---- INFORMATION SUPPLIED

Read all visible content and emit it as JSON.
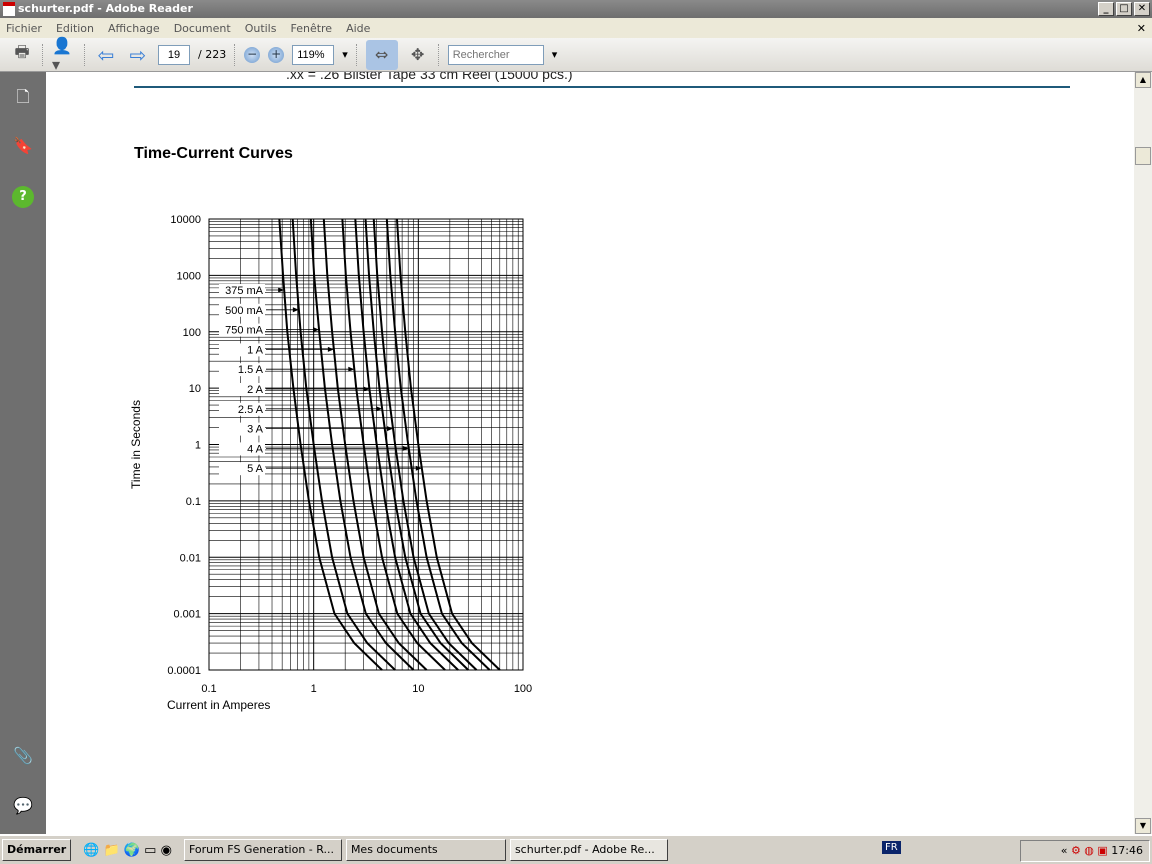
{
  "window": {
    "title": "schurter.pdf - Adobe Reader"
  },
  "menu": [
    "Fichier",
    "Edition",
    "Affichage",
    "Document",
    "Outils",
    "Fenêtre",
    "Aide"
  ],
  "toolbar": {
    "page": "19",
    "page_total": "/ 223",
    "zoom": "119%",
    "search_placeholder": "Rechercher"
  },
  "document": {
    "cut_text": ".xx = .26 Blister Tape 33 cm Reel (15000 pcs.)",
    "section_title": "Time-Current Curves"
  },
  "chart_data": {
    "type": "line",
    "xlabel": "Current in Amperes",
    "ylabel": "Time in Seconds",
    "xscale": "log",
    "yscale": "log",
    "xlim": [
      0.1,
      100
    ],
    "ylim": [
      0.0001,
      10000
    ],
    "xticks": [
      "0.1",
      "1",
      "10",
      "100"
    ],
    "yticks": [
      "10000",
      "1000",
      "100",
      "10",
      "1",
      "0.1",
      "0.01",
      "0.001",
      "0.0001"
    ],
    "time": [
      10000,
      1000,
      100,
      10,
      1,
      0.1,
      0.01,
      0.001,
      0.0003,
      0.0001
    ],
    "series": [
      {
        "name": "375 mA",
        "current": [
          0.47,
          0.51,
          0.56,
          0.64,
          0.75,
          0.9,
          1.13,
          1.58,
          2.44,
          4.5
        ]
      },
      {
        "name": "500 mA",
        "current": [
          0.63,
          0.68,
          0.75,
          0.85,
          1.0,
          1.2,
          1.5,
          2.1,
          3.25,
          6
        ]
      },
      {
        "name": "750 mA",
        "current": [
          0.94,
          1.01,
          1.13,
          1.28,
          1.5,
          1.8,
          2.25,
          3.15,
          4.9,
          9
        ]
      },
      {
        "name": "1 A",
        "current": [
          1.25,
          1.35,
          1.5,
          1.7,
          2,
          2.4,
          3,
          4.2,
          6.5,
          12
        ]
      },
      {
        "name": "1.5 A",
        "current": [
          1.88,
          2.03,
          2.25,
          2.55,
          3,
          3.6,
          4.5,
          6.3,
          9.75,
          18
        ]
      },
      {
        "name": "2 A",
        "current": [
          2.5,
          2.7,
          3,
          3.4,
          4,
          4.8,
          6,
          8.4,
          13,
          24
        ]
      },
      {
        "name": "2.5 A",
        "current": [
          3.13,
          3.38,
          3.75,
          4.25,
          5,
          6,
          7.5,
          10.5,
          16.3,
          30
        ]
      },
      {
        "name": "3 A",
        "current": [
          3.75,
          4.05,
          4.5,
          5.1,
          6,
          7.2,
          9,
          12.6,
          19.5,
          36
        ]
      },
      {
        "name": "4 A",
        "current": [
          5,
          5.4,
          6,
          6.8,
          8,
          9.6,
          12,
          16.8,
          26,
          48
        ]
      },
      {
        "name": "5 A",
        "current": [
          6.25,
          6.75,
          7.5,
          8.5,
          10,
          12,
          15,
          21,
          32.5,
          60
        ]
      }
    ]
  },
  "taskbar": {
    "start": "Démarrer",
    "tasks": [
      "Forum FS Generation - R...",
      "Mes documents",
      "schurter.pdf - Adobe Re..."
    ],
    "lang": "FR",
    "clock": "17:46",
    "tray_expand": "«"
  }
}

--------
---- INFORMATION SUPPLIED

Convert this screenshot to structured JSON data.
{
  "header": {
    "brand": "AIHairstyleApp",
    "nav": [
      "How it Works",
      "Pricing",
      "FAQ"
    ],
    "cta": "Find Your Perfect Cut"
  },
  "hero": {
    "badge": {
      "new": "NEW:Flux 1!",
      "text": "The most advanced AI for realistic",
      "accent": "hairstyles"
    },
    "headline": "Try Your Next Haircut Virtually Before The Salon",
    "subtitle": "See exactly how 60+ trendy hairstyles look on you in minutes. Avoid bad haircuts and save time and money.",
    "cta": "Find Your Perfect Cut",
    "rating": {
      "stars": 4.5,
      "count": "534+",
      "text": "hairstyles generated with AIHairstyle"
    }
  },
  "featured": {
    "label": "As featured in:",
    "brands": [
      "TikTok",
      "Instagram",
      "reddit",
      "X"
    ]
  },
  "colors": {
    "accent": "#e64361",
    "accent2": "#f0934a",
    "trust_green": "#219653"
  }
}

--------
---- INFORMATION SUPPLIED

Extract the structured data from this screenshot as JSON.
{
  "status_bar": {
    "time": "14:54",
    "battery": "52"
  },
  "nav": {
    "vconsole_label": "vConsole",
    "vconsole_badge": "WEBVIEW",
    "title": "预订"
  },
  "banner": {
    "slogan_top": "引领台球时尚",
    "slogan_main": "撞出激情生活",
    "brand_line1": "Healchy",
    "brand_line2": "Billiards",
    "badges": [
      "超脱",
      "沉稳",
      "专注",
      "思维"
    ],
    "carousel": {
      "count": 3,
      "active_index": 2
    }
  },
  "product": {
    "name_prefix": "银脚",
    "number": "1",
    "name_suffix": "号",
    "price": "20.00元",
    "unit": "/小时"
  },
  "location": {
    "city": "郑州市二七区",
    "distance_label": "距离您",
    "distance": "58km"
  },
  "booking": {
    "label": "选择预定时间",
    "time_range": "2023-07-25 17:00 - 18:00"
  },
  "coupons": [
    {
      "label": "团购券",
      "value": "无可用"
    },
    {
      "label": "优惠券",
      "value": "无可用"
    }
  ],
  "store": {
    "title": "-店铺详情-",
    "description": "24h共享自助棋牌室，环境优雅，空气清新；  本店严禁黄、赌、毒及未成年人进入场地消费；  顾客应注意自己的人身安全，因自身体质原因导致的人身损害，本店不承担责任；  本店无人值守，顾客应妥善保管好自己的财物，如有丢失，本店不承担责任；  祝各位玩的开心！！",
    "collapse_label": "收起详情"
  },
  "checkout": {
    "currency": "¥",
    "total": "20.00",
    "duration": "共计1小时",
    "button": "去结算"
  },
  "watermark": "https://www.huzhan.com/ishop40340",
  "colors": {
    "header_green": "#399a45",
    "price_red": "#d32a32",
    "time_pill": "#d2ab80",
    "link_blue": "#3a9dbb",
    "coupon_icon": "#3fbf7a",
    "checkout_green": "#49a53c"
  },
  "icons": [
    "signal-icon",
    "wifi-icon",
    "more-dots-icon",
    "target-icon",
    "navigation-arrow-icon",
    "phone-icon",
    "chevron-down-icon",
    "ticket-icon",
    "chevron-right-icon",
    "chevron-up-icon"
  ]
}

--------

§ **DIRECTIONS**: Search the entries for the word "Adobe" and pick out every line that holds it.

§ **TASK ANSWER**:
    "title": "schurter.pdf - Adobe Reader"
      "schurter.pdf - Adobe Re..."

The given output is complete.